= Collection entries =
- - - -
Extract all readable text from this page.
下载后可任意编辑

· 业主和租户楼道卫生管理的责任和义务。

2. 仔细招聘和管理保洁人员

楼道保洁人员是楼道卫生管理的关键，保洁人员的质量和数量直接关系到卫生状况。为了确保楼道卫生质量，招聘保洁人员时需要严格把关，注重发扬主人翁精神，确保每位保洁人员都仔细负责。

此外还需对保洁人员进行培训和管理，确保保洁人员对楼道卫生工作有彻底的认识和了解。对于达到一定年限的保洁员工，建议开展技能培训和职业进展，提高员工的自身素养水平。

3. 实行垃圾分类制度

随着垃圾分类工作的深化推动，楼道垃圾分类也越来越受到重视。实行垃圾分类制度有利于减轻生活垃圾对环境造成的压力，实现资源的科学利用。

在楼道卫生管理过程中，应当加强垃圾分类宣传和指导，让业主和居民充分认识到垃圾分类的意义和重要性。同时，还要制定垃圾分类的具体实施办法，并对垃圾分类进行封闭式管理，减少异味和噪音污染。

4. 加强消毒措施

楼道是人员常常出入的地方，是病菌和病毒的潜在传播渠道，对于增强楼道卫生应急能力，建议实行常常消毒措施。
- - - -
Print the records above exactly as they appear.

Extract all readable text from this page.
下载后可任意编辑

· 业主和租户楼道卫生管理的责任和义务。

2. 仔细招聘和管理保洁人员

楼道保洁人员是楼道卫生管理的关键，保洁人员的质量和数量直接关系到卫生状况。为了确保楼道卫生质量，招聘保洁人员时需要严格把关，注重发扬主人翁精神，确保每位保洁人员都仔细负责。

此外还需对保洁人员进行培训和管理，确保保洁人员对楼道卫生工作有彻底的认识和了解。对于达到一定年限的保洁员工，建议开展技能培训和职业进展，提高员工的自身素养水平。

3. 实行垃圾分类制度

随着垃圾分类工作的深化推动，楼道垃圾分类也越来越受到重视。实行垃圾分类制度有利于减轻生活垃圾对环境造成的压力，实现资源的科学利用。

在楼道卫生管理过程中，应当加强垃圾分类宣传和指导，让业主和居民充分认识到垃圾分类的意义和重要性。同时，还要制定垃圾分类的具体实施办法，并对垃圾分类进行封闭式管理，减少异味和噪音污染。

4. 加强消毒措施

楼道是人员常常出入的地方，是病菌和病毒的潜在传播渠道，对于增强楼道卫生应急能力，建议实行常常消毒措施。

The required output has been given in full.